*WORK INSTRUCTIONS*. Scan the material that follows. Copy every line containing the word "name".

● ● ● ● ●

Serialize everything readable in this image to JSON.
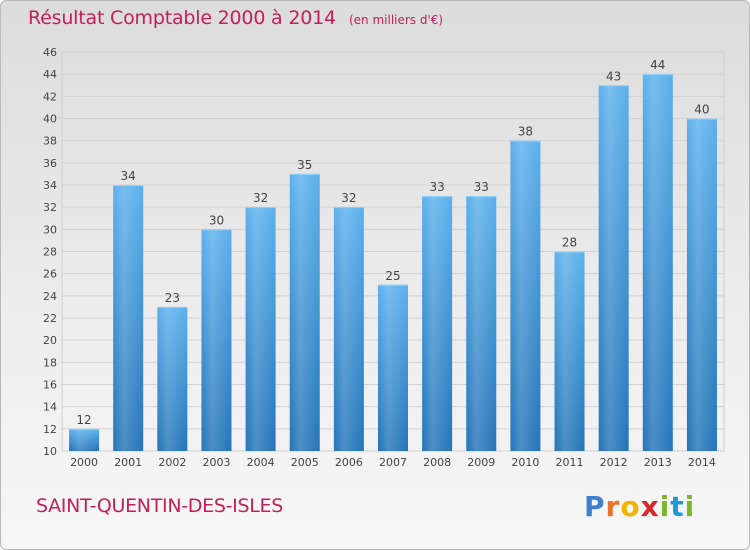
{
  "header": {
    "title": "Résultat Comptable 2000 à 2014",
    "unit": "(en milliers d'€)"
  },
  "footer": {
    "commune": "SAINT-QUENTIN-DES-ISLES",
    "brand_letters": [
      "P",
      "r",
      "o",
      "x",
      "i",
      "t",
      "i"
    ],
    "brand_colors": [
      "#3f7fcf",
      "#e8732a",
      "#f2b400",
      "#d8282e",
      "#7ab72a",
      "#1f9ad6",
      "#7ab72a"
    ]
  },
  "colors": {
    "accent": "#c41f5a",
    "bar": "#3e97db"
  },
  "chart_data": {
    "type": "bar",
    "title": "Résultat Comptable 2000 à 2014",
    "categories": [
      "2000",
      "2001",
      "2002",
      "2003",
      "2004",
      "2005",
      "2006",
      "2007",
      "2008",
      "2009",
      "2010",
      "2011",
      "2012",
      "2013",
      "2014"
    ],
    "values": [
      12,
      34,
      23,
      30,
      32,
      35,
      32,
      25,
      33,
      33,
      38,
      28,
      43,
      44,
      40
    ],
    "data_labels": [
      "12",
      "34",
      "23",
      "30",
      "32",
      "35",
      "32",
      "25",
      "33",
      "33",
      "38",
      "28",
      "43",
      "44",
      "40"
    ],
    "yticks": [
      "10",
      "12",
      "14",
      "16",
      "18",
      "20",
      "22",
      "24",
      "26",
      "28",
      "30",
      "32",
      "34",
      "36",
      "38",
      "40",
      "42",
      "44",
      "46"
    ],
    "ylim": [
      10,
      46
    ],
    "grid": true,
    "legend": "none"
  }
}
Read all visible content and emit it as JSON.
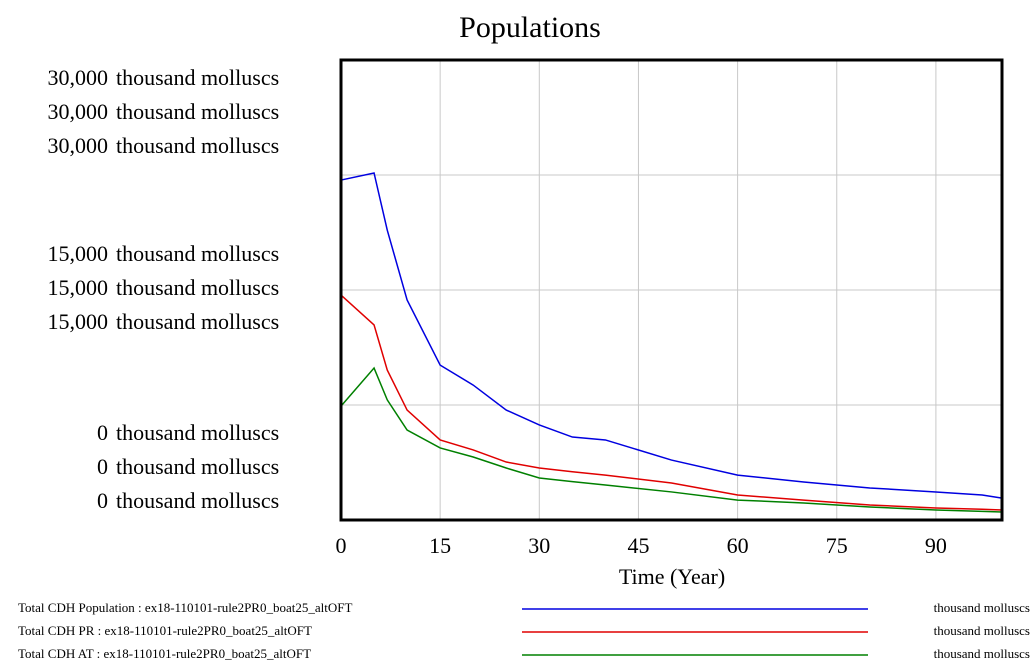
{
  "chart_data": {
    "type": "line",
    "title": "Populations",
    "x_label": "Time (Year)",
    "xlim": [
      0,
      100
    ],
    "xticks": [
      0,
      15,
      30,
      45,
      60,
      75,
      90
    ],
    "ylim": [
      0,
      30000
    ],
    "yticks": [
      {
        "value": 0,
        "label": "0"
      },
      {
        "value": 15000,
        "label": "15,000"
      },
      {
        "value": 30000,
        "label": "30,000"
      }
    ],
    "ygrid": [
      7500,
      15000,
      22500
    ],
    "grid": true,
    "x": [
      0,
      5,
      7,
      10,
      15,
      20,
      25,
      30,
      35,
      40,
      50,
      60,
      70,
      80,
      90,
      97,
      100
    ],
    "series": [
      {
        "name": "Total CDH Population : ex18-110101-rule2PR0_boat25_altOFT",
        "unit": "thousand molluscs",
        "color": "#0000e0",
        "values": [
          22170,
          22630,
          18900,
          14350,
          10100,
          8800,
          7170,
          6200,
          5410,
          5220,
          3910,
          2930,
          2480,
          2090,
          1830,
          1630,
          1430
        ]
      },
      {
        "name": "Total CDH PR : ex18-110101-rule2PR0_boat25_altOFT",
        "unit": "thousand molluscs",
        "color": "#e00000",
        "values": [
          14670,
          12720,
          9780,
          7170,
          5220,
          4570,
          3780,
          3390,
          3150,
          2930,
          2410,
          1630,
          1300,
          980,
          780,
          700,
          650
        ]
      },
      {
        "name": "Total CDH AT : ex18-110101-rule2PR0_boat25_altOFT",
        "unit": "thousand molluscs",
        "color": "#008000",
        "values": [
          7430,
          9910,
          7830,
          5870,
          4700,
          4110,
          3390,
          2740,
          2500,
          2280,
          1830,
          1300,
          1110,
          850,
          650,
          560,
          520
        ]
      }
    ]
  }
}
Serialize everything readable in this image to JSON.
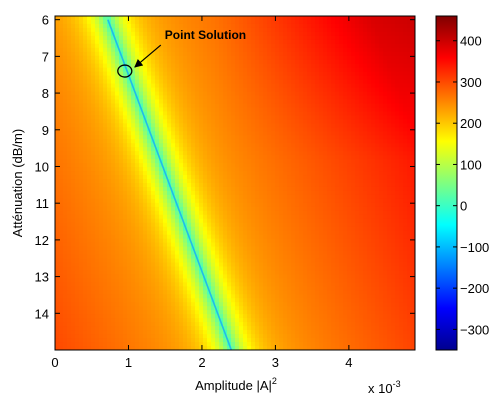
{
  "chart_data": {
    "type": "heatmap",
    "title": "",
    "xlabel": "Amplitude |A|",
    "xlabel_superscript": "2",
    "ylabel": "Atténuation (dB/m)",
    "x_multiplier": "x 10",
    "x_multiplier_exponent": "-3",
    "xlim": [
      0,
      0.0049
    ],
    "ylim": [
      5.9,
      15
    ],
    "y_reversed": true,
    "x_ticks": [
      0,
      0.001,
      0.002,
      0.003,
      0.004
    ],
    "x_tick_labels": [
      "0",
      "1",
      "2",
      "3",
      "4"
    ],
    "y_ticks": [
      6,
      7,
      8,
      9,
      10,
      11,
      12,
      13,
      14
    ],
    "y_tick_labels": [
      "6",
      "7",
      "8",
      "9",
      "10",
      "11",
      "12",
      "13",
      "14"
    ],
    "colorbar": {
      "colormap": "jet",
      "range": [
        -350,
        460
      ],
      "ticks": [
        -300,
        -200,
        -100,
        0,
        100,
        200,
        300,
        400
      ],
      "tick_labels": [
        "−300",
        "−200",
        "−100",
        "0",
        "100",
        "200",
        "300",
        "400"
      ]
    },
    "zero_line": {
      "points": [
        [
          0.00072,
          6.0
        ],
        [
          0.0024,
          15.0
        ]
      ]
    },
    "marker": {
      "label": "Point Solution",
      "x": 0.00095,
      "y": 7.4
    }
  }
}
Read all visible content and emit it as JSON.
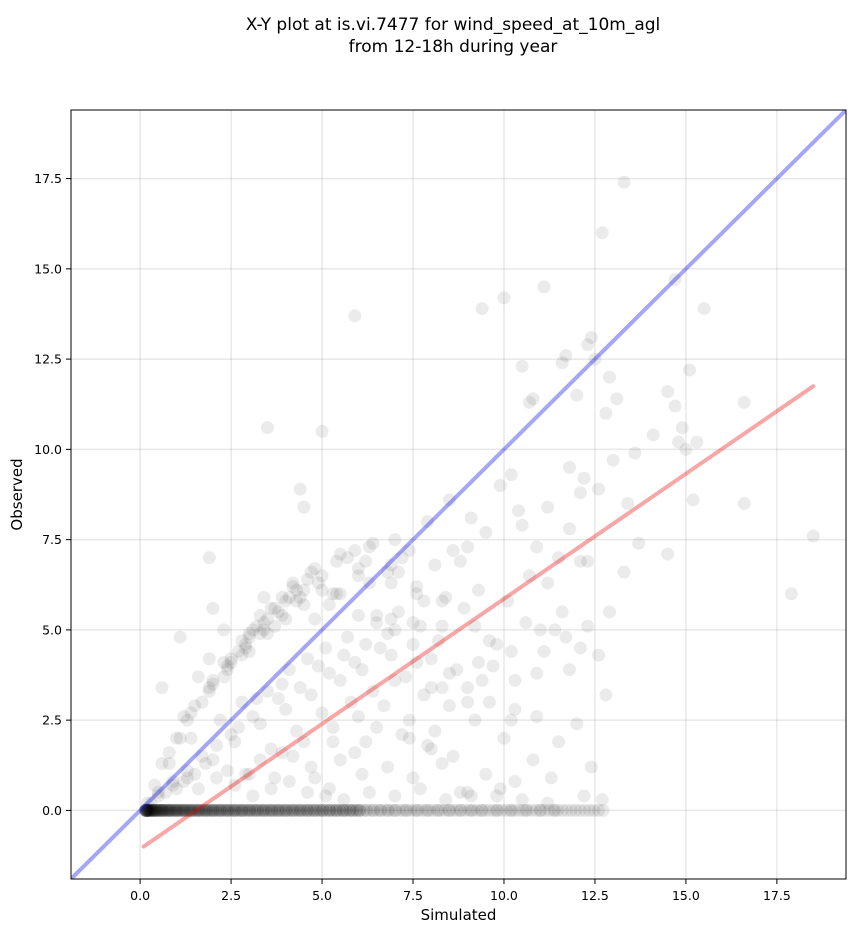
{
  "chart_data": {
    "type": "scatter",
    "title": "X-Y plot at is.vi.7477 for wind_speed_at_10m_agl",
    "subtitle": "from 12-18h during year",
    "xlabel": "Simulated",
    "ylabel": "Observed",
    "xlim": [
      -1.9,
      19.4
    ],
    "ylim": [
      -1.9,
      19.4
    ],
    "xticks": [
      "0.0",
      "2.5",
      "5.0",
      "7.5",
      "10.0",
      "12.5",
      "15.0",
      "17.5"
    ],
    "yticks": [
      "0.0",
      "2.5",
      "5.0",
      "7.5",
      "10.0",
      "12.5",
      "15.0",
      "17.5"
    ],
    "grid": true,
    "colors": {
      "points": "#000000",
      "identity_line": "#0000ee",
      "fit_line": "#ee0000"
    },
    "identity_line": {
      "x": [
        -1.9,
        19.4
      ],
      "y": [
        -1.9,
        19.4
      ]
    },
    "fit_line": {
      "x": [
        0.1,
        18.5
      ],
      "y": [
        -1.0,
        11.75
      ]
    },
    "points": {
      "x": [
        13.3,
        12.7,
        14.7,
        15.5,
        10.0,
        11.1,
        12.4,
        9.4,
        11.7,
        12.3,
        12.5,
        12.9,
        10.5,
        11.6,
        13.1,
        12.8,
        14.5,
        15.1,
        16.6,
        14.9,
        15.3,
        15.0,
        14.1,
        13.6,
        13.0,
        10.8,
        10.7,
        12.0,
        12.2,
        12.6,
        13.4,
        13.7,
        14.5,
        15.2,
        14.8,
        16.6,
        18.5,
        17.9,
        14.7,
        12.1,
        11.8,
        10.2,
        11.2,
        11.8,
        13.3,
        12.3,
        11.6,
        11.7,
        12.1,
        9.7,
        9.3,
        10.3,
        10.9,
        11.1,
        12.3,
        12.6,
        12.8,
        10.2,
        9.6,
        10.9,
        3.5,
        5.9,
        5.0,
        4.4,
        4.5,
        1.9,
        2.0,
        1.1,
        0.6,
        1.9,
        2.3,
        3.0,
        3.4,
        4.2,
        6.0,
        7.0,
        7.4,
        7.9,
        8.5,
        9.1,
        9.5,
        9.9,
        10.4,
        10.9,
        11.2,
        11.5,
        12.1,
        6.9,
        7.6,
        8.3,
        8.8,
        9.2,
        9.8,
        11.4,
        12.9,
        10.7,
        10.5,
        9.0,
        11.8,
        10.3,
        12.4,
        1.2,
        1.6,
        2.4,
        2.9,
        3.7,
        4.8,
        5.4,
        6.3,
        6.8,
        7.2,
        8.1,
        8.6,
        9.3,
        10.1,
        10.6,
        11.0,
        2.1,
        2.7,
        3.2,
        3.9,
        4.6,
        5.1,
        5.7,
        6.5,
        7.1,
        7.7,
        8.4,
        8.9,
        9.6,
        10.2,
        0.4,
        0.8,
        1.4,
        2.2,
        2.8,
        3.5,
        4.1,
        4.9,
        5.6,
        6.2,
        6.8,
        7.5,
        8.2,
        8.7,
        9.4,
        0.2,
        0.5,
        0.9,
        1.3,
        1.7,
        2.5,
        3.1,
        3.8,
        4.4,
        5.2,
        5.9,
        6.6,
        7.3,
        8.0,
        1.0,
        1.5,
        2.0,
        2.6,
        3.3,
        4.0,
        4.7,
        5.5,
        6.1,
        6.9,
        7.6,
        8.3,
        9.0,
        3.6,
        4.3,
        5.0,
        5.8,
        6.4,
        7.0,
        7.8,
        8.5,
        9.2,
        10.0,
        3.0,
        3.9,
        4.5,
        5.3,
        6.0,
        6.7,
        7.4,
        8.1,
        4.8,
        5.5,
        6.2,
        7.2,
        7.9,
        8.6,
        5.2,
        6.1,
        6.8,
        7.5,
        8.3,
        9.5,
        10.3,
        11.3,
        10.8,
        11.5,
        12.0,
        9.9,
        9.1,
        8.8,
        4.7,
        5.9,
        5.3,
        6.5,
        7.4,
        8.0,
        3.7,
        4.2,
        2.9,
        3.3,
        2.4,
        1.8,
        1.3,
        0.9,
        0.5,
        0.3,
        0.7,
        1.2,
        1.6,
        2.1,
        2.6,
        3.1,
        3.6,
        4.1,
        4.6,
        5.1,
        5.6,
        6.3,
        7.0,
        7.7,
        8.4,
        9.0,
        9.8,
        10.5,
        11.2,
        12.2,
        12.7,
        0.2,
        0.4,
        0.6,
        0.8,
        1.0,
        1.2,
        1.4,
        1.6,
        1.8,
        2.0,
        2.2,
        2.4,
        2.6,
        2.8,
        3.0,
        3.2,
        3.4,
        3.6,
        3.8,
        4.0,
        4.2,
        4.4,
        4.6,
        4.8,
        5.0,
        5.2,
        5.4,
        5.6,
        5.8,
        6.0,
        6.2,
        6.4,
        6.6,
        6.8,
        7.0,
        7.3,
        7.6,
        7.9,
        8.2,
        8.5,
        8.8,
        9.1,
        9.4,
        9.8,
        10.2,
        10.6,
        11.0,
        11.4,
        0.6,
        1.0,
        1.5,
        2.0,
        2.5,
        3.0,
        3.5,
        4.0,
        4.5,
        5.0,
        5.5,
        6.0,
        6.5,
        7.0,
        7.5,
        8.0,
        8.5,
        9.0,
        0.8,
        1.3,
        1.9,
        2.4,
        2.9,
        3.4,
        3.9,
        4.3,
        4.9,
        5.4,
        5.9,
        6.4,
        6.9,
        7.6,
        8.3,
        1.1,
        1.7,
        2.3,
        2.8,
        3.3,
        3.8,
        4.4,
        5.0,
        5.7,
        6.3,
        7.1,
        7.8,
        1.4,
        2.0,
        2.7,
        3.2,
        3.7,
        4.3,
        4.8,
        5.5,
        6.2,
        6.9,
        1.9,
        2.5,
        3.1,
        3.6,
        4.2,
        4.7,
        5.3,
        6.0,
        2.3,
        3.0,
        3.5,
        4.1,
        4.6,
        5.2,
        2.8,
        3.4,
        4.0,
        4.5,
        3.3,
        3.9
      ],
      "y": [
        17.4,
        16.0,
        14.7,
        13.9,
        14.2,
        14.5,
        13.1,
        13.9,
        12.6,
        12.9,
        12.5,
        12.0,
        12.3,
        12.4,
        11.4,
        11.0,
        11.6,
        12.2,
        11.3,
        10.6,
        10.2,
        10.0,
        10.4,
        9.9,
        9.7,
        11.4,
        11.3,
        11.5,
        9.2,
        8.9,
        8.5,
        7.4,
        7.1,
        8.6,
        10.2,
        8.5,
        7.6,
        6.0,
        11.2,
        8.8,
        9.5,
        9.3,
        8.4,
        7.8,
        6.6,
        6.9,
        5.5,
        4.8,
        4.5,
        4.0,
        4.1,
        3.6,
        3.8,
        4.4,
        5.1,
        4.3,
        3.2,
        2.5,
        3.0,
        2.6,
        10.6,
        13.7,
        10.5,
        8.9,
        8.4,
        7.0,
        5.6,
        4.8,
        3.4,
        4.2,
        5.0,
        4.8,
        5.9,
        6.3,
        6.7,
        7.5,
        7.2,
        8.0,
        8.6,
        8.1,
        7.7,
        9.0,
        8.3,
        7.3,
        6.3,
        7.0,
        6.9,
        5.3,
        6.2,
        5.8,
        6.9,
        5.1,
        4.6,
        5.0,
        5.5,
        6.5,
        7.9,
        7.3,
        3.9,
        2.8,
        1.2,
        2.6,
        3.7,
        4.0,
        4.5,
        5.1,
        5.3,
        6.0,
        6.3,
        6.6,
        7.0,
        6.8,
        7.2,
        6.1,
        5.8,
        5.2,
        5.0,
        1.8,
        2.3,
        3.1,
        3.5,
        4.2,
        4.5,
        4.8,
        5.2,
        5.5,
        5.1,
        5.9,
        5.6,
        4.7,
        4.4,
        0.7,
        1.3,
        2.0,
        2.5,
        3.0,
        3.3,
        3.9,
        4.0,
        4.3,
        4.6,
        4.9,
        5.2,
        4.7,
        3.9,
        3.6,
        0.2,
        0.5,
        0.8,
        1.1,
        1.5,
        2.1,
        2.6,
        3.1,
        3.4,
        3.8,
        4.1,
        4.5,
        3.7,
        3.4,
        0.6,
        1.0,
        1.4,
        1.9,
        2.4,
        2.8,
        3.2,
        3.6,
        3.9,
        4.3,
        4.1,
        3.4,
        3.0,
        1.7,
        2.2,
        2.7,
        3.0,
        3.3,
        3.6,
        3.2,
        2.9,
        2.5,
        2.0,
        1.0,
        1.6,
        1.9,
        2.3,
        2.6,
        2.9,
        2.5,
        2.2,
        0.9,
        1.4,
        1.9,
        2.1,
        1.8,
        1.5,
        0.6,
        1.0,
        1.2,
        0.9,
        1.3,
        1.0,
        0.8,
        0.9,
        1.4,
        1.9,
        2.4,
        0.6,
        0.4,
        0.5,
        1.2,
        1.6,
        1.9,
        2.3,
        2.0,
        1.7,
        0.9,
        1.5,
        1.0,
        1.4,
        1.1,
        1.3,
        0.9,
        0.7,
        0.4,
        0.2,
        0.5,
        0.8,
        0.6,
        0.9,
        0.7,
        0.4,
        0.6,
        0.8,
        0.5,
        0.4,
        0.3,
        0.5,
        0.4,
        0.6,
        0.3,
        0.5,
        0.4,
        0.3,
        0.2,
        0.4,
        0.3,
        0.0,
        0.0,
        0.0,
        0.0,
        0.0,
        0.0,
        0.0,
        0.0,
        0.0,
        0.0,
        0.0,
        0.0,
        0.0,
        0.0,
        0.0,
        0.0,
        0.0,
        0.0,
        0.0,
        0.0,
        0.0,
        0.0,
        0.0,
        0.0,
        0.0,
        0.0,
        0.0,
        0.0,
        0.0,
        0.0,
        0.0,
        0.0,
        0.0,
        0.0,
        0.0,
        0.0,
        0.0,
        0.0,
        0.0,
        0.0,
        0.0,
        0.0,
        0.0,
        0.0,
        0.0,
        0.0,
        0.0,
        0.0,
        1.3,
        2.0,
        2.9,
        3.5,
        4.1,
        4.4,
        4.9,
        5.3,
        5.7,
        6.1,
        6.0,
        6.5,
        5.4,
        5.0,
        4.6,
        4.2,
        3.8,
        3.4,
        1.6,
        2.5,
        3.3,
        3.9,
        4.6,
        5.0,
        5.4,
        5.8,
        6.3,
        6.9,
        7.2,
        7.4,
        6.8,
        6.0,
        5.1,
        2.0,
        3.0,
        3.7,
        4.3,
        4.9,
        5.5,
        5.9,
        6.5,
        7.0,
        7.3,
        6.6,
        5.8,
        2.7,
        3.6,
        4.4,
        5.1,
        5.6,
        6.1,
        6.7,
        7.1,
        6.9,
        6.3,
        3.4,
        4.2,
        5.0,
        5.6,
        6.2,
        6.6,
        6.0,
        5.4,
        4.1,
        4.9,
        5.3,
        5.9,
        6.4,
        5.7,
        4.7,
        5.2,
        5.8,
        6.1,
        5.4,
        5.9
      ]
    }
  }
}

● ● ● ● ●

*SOLUTION TO THE EXERCISE*.
        "name": "Total CDH Population : ex18-110101-rule2PR0_boat25_altOFT",
        "name": "Total CDH PR : ex18-110101-rule2PR0_boat25_altOFT",
        "name": "Total CDH AT : ex18-110101-rule2PR0_boat25_altOFT",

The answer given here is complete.